**Task brief:**
All of the lines below are to be printed again exactly; images are excluded from the output.

[Dataset excerpts]

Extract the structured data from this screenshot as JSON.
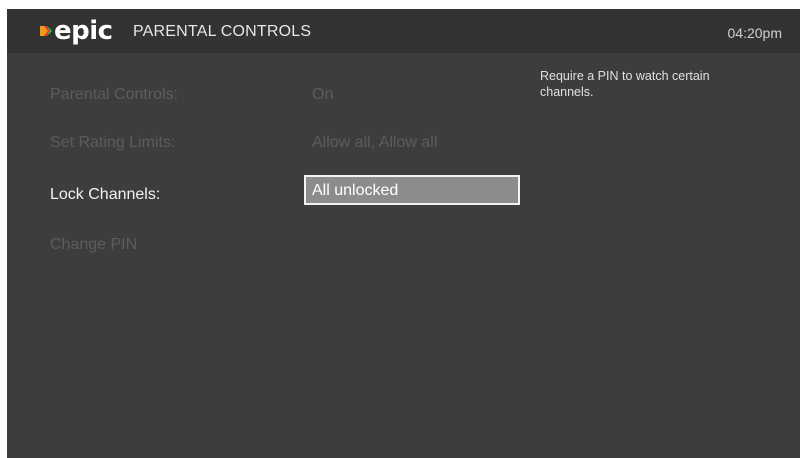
{
  "header": {
    "logo_text": "epic",
    "title": "PARENTAL CONTROLS",
    "time": "04:20pm"
  },
  "settings": {
    "rows": [
      {
        "label": "Parental Controls:",
        "value": "On",
        "active": false
      },
      {
        "label": "Set Rating Limits:",
        "value": "Allow all, Allow all",
        "active": false
      },
      {
        "label": "Lock Channels:",
        "value": "All unlocked",
        "active": true
      },
      {
        "label": "Change PIN",
        "value": "",
        "active": false
      }
    ]
  },
  "help": {
    "text": "Require a PIN to watch certain channels."
  },
  "colors": {
    "background": "#3d3d3d",
    "header": "#333333",
    "selection_fill": "#8c8c8c",
    "selection_border": "#f2f2f2",
    "dim_text": "#5c5c5c",
    "logo_accent_orange": "#f39a1e",
    "logo_accent_red": "#e23b3b",
    "logo_accent_green": "#35b34a"
  },
  "icons": {
    "logo_mark": "epic-logo-mark"
  }
}
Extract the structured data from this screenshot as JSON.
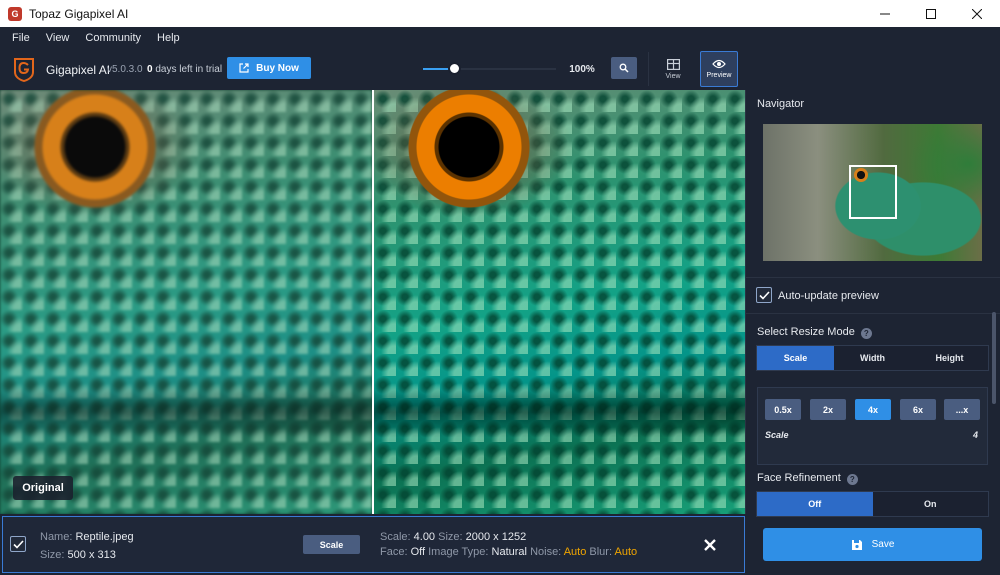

**Worked answer:**
Extract the structured data from this screenshot as JSON.
{
  "header": {
    "logo_text": "epic",
    "title": "PARENTAL CONTROLS",
    "time": "04:20pm"
  },
  "settings": {
    "rows": [
      {
        "label": "Parental Controls:",
        "value": "On",
        "active": false
      },
      {
        "label": "Set Rating Limits:",
        "value": "Allow all, Allow all",
        "active": false
      },
      {
        "label": "Lock Channels:",
        "value": "All unlocked",
        "active": true
      },
      {
        "label": "Change PIN",
        "value": "",
        "active": false
      }
    ]
  },
  "help": {
    "text": "Require a PIN to watch certain channels."
  },
  "colors": {
    "background": "#3d3d3d",
    "header": "#333333",
    "selection_fill": "#8c8c8c",
    "selection_border": "#f2f2f2",
    "dim_text": "#5c5c5c",
    "logo_accent_orange": "#f39a1e",
    "logo_accent_red": "#e23b3b",
    "logo_accent_green": "#35b34a"
  },
  "icons": {
    "logo_mark": "epic-logo-mark"
  }
}
Extract the structured data from this screenshot as JSON.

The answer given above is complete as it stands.